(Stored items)

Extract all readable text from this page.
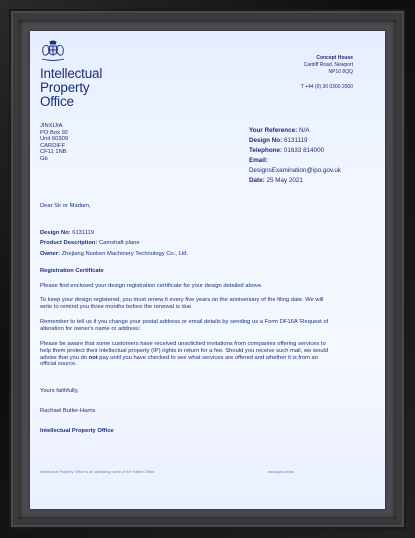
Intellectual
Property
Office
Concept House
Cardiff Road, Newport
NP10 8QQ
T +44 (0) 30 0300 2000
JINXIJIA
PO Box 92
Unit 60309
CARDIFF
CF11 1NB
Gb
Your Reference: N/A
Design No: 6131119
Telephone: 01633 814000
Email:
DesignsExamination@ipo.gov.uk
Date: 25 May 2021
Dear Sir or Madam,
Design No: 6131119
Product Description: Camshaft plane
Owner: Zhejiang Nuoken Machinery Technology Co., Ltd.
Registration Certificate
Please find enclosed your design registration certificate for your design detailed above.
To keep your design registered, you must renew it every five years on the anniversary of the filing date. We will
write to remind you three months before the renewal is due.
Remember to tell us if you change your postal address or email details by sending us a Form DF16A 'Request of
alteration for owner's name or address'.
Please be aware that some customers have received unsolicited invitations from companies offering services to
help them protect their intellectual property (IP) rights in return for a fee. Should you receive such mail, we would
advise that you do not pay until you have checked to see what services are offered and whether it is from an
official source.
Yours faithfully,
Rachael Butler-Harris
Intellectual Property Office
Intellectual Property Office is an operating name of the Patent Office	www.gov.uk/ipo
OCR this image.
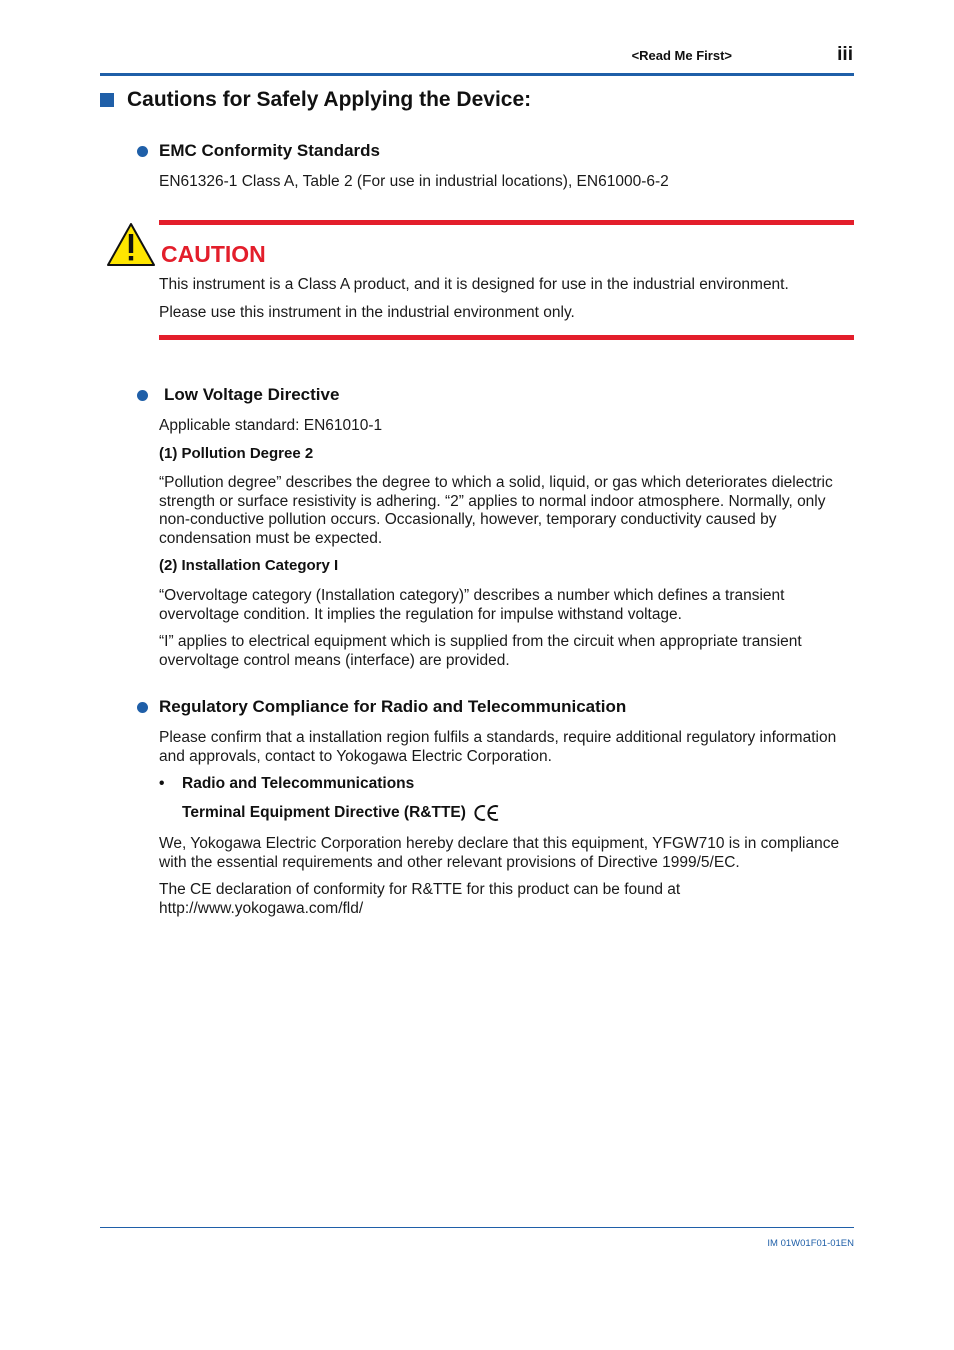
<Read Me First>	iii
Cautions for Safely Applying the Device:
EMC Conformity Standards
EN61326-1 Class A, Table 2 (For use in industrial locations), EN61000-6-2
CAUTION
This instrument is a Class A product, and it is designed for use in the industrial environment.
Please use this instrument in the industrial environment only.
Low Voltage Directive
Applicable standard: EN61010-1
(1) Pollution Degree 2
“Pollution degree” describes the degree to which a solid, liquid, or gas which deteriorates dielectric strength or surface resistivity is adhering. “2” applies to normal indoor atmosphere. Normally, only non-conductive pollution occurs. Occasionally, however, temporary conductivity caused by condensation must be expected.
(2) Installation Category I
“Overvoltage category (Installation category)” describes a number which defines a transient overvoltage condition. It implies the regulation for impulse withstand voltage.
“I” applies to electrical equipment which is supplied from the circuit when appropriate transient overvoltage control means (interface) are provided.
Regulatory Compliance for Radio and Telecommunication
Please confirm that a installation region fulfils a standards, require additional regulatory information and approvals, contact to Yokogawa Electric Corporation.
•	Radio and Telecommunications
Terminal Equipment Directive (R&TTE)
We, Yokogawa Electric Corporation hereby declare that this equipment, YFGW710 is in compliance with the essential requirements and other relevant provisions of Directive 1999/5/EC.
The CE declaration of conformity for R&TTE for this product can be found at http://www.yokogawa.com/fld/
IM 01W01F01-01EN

## WHAT IS BEING ASKED
Leaving all pictures aside, quote each record exactly.

## THE ANSWER
Extract all readable text from this page.
Intellectual
Property
Office
Concept House
Cardiff Road, Newport
NP10 8QQ
T +44 (0) 30 0300 2000
JINXIJIA
PO Box 92
Unit 60309
CARDIFF
CF11 1NB
Gb
Your Reference: N/A
Design No: 6131119
Telephone: 01633 814000
Email:
DesignsExamination@ipo.gov.uk
Date: 25 May 2021
Dear Sir or Madam,
Design No: 6131119
Product Description: Camshaft plane
Owner: Zhejiang Nuoken Machinery Technology Co., Ltd.
Registration Certificate
Please find enclosed your design registration certificate for your design detailed above.
To keep your design registered, you must renew it every five years on the anniversary of the filing date. We will
write to remind you three months before the renewal is due.
Remember to tell us if you change your postal address or email details by sending us a Form DF16A 'Request of
alteration for owner's name or address'.
Please be aware that some customers have received unsolicited invitations from companies offering services to
help them protect their intellectual property (IP) rights in return for a fee. Should you receive such mail, we would
advise that you do not pay until you have checked to see what services are offered and whether it is from an
official source.
Yours faithfully,
Rachael Butler-Harris
Intellectual Property Office
Intellectual Property Office is an operating name of the Patent Office	www.gov.uk/ipo
OCR this image.
<Read Me First>	iii
Cautions for Safely Applying the Device:
EMC Conformity Standards
EN61326-1 Class A, Table 2 (For use in industrial locations), EN61000-6-2
CAUTION
This instrument is a Class A product, and it is designed for use in the industrial environment.
Please use this instrument in the industrial environment only.
Low Voltage Directive
Applicable standard: EN61010-1
(1) Pollution Degree 2
“Pollution degree” describes the degree to which a solid, liquid, or gas which deteriorates dielectric strength or surface resistivity is adhering. “2” applies to normal indoor atmosphere. Normally, only non-conductive pollution occurs. Occasionally, however, temporary conductivity caused by condensation must be expected.
(2) Installation Category I
“Overvoltage category (Installation category)” describes a number which defines a transient overvoltage condition. It implies the regulation for impulse withstand voltage.
“I” applies to electrical equipment which is supplied from the circuit when appropriate transient overvoltage control means (interface) are provided.
Regulatory Compliance for Radio and Telecommunication
Please confirm that a installation region fulfils a standards, require additional regulatory information and approvals, contact to Yokogawa Electric Corporation.
•	Radio and Telecommunications
Terminal Equipment Directive (R&TTE)
We, Yokogawa Electric Corporation hereby declare that this equipment, YFGW710 is in compliance with the essential requirements and other relevant provisions of Directive 1999/5/EC.
The CE declaration of conformity for R&TTE for this product can be found at http://www.yokogawa.com/fld/
IM 01W01F01-01EN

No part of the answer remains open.